22 апреля. Был у меня Заболоцкий. Специально приехал, чтобы подарить мне два тома своих переводов с грузинского. Все тот же: молчаливый, милый, замкнутый. Говорит, что хочет купить дачу.
А давно ли он приехал из Караганды, не имея, где преклонить голову, и ночевал то у Андроникова, то у Степанова в их каморках.
Сегодня были у меня: Оля Грудцова, Наташа Тренева; мы сидели и читали переводы Заболоцкого из Важа Пшавелы и Гурамишвили, когда пришли Пастернак, Андроников — и позже Лида. Пастернак, трагический — с перекошенным ртом, без галстуха, рассказал, что сегодня он получил письмо из Вильны по-немецки, где сказано: «Когда вы слушаете, как наемные убийцы из „Голоса Америки“ хвалят ваш роман, вы должны сгореть со стыда».
Говорил о Рабиндранате Тагоре — его запросили из Индии, что он думает об этом поэте, — а он терпеть его не может, так как в нем нет той «плотности», в которой сущность искусства.
Взял у меня Фолкнера «Love in August»{3}.
Сегодня он первый раз после больницы был в городе — купил подарки сестрам и врачам этой лечебницы.

ЗАДАНИЕ 1: Почему, судя по дневниковой записи, Пастернак терпеть не может Рабиндраната Тагора? Ответьте в одном–трех предложениях.
ЗАДАНИЕ 2: Перескажите короче, в виде списка, абзац дневниковой записи, который начинается словами «Сегодня были у меня». Сохраните главные факты.
Для работы с дневниковой записью строки не понадобятся.

ПОКАЗАННЫЕ СТРОКИ:
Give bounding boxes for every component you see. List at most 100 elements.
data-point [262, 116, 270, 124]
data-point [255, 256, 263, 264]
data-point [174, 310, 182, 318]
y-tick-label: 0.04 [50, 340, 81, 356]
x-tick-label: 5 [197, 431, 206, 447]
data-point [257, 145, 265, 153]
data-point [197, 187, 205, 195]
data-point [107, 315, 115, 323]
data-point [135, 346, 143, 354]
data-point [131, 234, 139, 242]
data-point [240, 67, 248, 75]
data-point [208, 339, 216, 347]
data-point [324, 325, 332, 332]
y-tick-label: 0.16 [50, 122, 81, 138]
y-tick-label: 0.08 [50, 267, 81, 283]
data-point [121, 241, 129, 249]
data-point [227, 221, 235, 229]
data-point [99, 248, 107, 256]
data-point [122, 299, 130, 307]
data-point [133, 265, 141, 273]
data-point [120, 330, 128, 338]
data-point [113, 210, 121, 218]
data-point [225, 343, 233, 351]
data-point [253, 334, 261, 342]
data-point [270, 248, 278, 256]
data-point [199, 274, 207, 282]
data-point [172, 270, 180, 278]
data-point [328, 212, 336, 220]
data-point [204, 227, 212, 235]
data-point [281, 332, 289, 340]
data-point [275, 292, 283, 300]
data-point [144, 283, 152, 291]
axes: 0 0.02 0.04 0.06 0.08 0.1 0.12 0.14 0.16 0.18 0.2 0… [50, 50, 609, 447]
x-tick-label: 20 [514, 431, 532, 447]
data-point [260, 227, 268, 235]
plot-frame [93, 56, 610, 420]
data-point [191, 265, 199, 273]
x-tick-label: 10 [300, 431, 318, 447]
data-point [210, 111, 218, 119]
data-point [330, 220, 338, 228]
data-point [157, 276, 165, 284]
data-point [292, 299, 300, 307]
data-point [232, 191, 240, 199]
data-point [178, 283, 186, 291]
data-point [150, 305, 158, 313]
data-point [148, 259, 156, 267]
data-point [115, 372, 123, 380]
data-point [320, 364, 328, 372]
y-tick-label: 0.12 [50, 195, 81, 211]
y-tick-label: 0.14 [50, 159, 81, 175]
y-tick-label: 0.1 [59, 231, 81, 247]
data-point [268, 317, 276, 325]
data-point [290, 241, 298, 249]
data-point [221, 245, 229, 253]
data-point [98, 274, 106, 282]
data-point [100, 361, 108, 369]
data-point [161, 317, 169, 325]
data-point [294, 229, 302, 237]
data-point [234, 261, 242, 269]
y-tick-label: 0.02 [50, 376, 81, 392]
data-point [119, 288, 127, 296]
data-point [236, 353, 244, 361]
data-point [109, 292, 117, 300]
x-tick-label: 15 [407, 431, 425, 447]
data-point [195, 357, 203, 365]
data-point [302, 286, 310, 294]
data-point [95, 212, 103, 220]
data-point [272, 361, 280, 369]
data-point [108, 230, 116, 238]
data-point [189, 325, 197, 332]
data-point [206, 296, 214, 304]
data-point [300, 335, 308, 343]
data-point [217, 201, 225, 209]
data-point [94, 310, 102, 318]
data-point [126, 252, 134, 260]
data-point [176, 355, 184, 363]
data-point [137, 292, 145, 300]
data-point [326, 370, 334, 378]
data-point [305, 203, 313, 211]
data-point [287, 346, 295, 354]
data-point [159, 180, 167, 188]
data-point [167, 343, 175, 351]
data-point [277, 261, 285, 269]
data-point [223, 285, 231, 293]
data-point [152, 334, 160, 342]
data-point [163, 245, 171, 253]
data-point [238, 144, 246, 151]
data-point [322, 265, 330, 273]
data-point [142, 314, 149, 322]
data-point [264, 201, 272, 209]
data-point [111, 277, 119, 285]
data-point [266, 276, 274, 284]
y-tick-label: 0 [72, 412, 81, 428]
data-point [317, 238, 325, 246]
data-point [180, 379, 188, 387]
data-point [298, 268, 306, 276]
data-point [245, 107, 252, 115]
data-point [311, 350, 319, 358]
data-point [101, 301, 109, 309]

ОТВЕТ 1: Пастернак терпеть не может Тагора, потому что в нем нет той «плотности», в которой сущность искусства.

ОТВЕТ 2:
- В гостях были Оля Грудцова и Наташа Тренева. Вместе читали переводы Заболоцкого из Важа Пшавелы и Гурамишвили.
- Потом пришли Пастернак и Андроников, а позже Лида.
- Пастернак выглядел трагически: рот перекошен, галстука нет.
- Он рассказал, что в этот день получил из Вильны письмо на немецком. В письме говорилось, что ему должно быть стыдно, когда «Голос Америки» хвалит его роман.